» **Exercise**
Collect each line holding the string "Health".

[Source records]
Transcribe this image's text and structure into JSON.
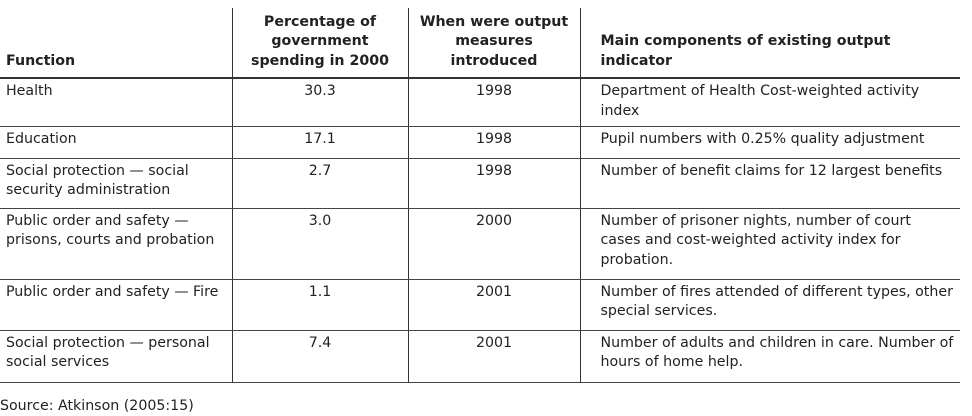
{
  "table": {
    "headers": [
      "Function",
      "Percentage of government spending in 2000",
      "When were output measures introduced",
      "Main components of existing output indicator"
    ],
    "rows": [
      {
        "function": "Health",
        "percentage": "30.3",
        "introduced": "1998",
        "components": "Department of Health Cost-weighted activity index"
      },
      {
        "function": "Education",
        "percentage": "17.1",
        "introduced": "1998",
        "components": "Pupil numbers with 0.25% quality adjustment"
      },
      {
        "function": "Social protection — social security administration",
        "percentage": "2.7",
        "introduced": "1998",
        "components": "Number of benefit claims for 12 largest benefits"
      },
      {
        "function": "Public order and safety — prisons, courts and probation",
        "percentage": "3.0",
        "introduced": "2000",
        "components": "Number of prisoner nights, number of court cases and cost-weighted activity index for probation."
      },
      {
        "function": "Public order and safety — Fire",
        "percentage": "1.1",
        "introduced": "2001",
        "components": "Number of fires attended of different types, other special services."
      },
      {
        "function": "Social protection — personal social services",
        "percentage": "7.4",
        "introduced": "2001",
        "components": "Number of adults and children in care. Number of hours of home help."
      }
    ]
  },
  "source": "Source: Atkinson (2005:15)"
}
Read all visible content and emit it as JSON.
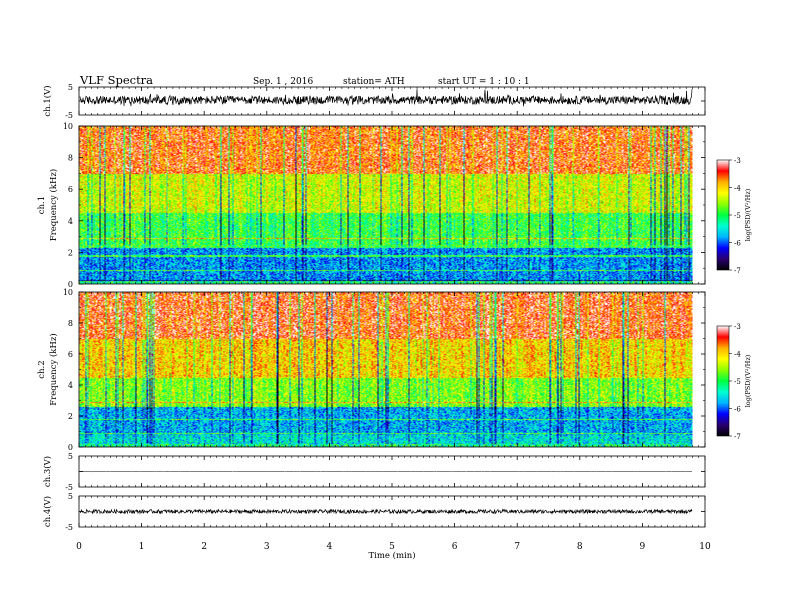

» **Output of the task**
        "function": "Health",
        "components": "Department of Health Cost-weighted activity index"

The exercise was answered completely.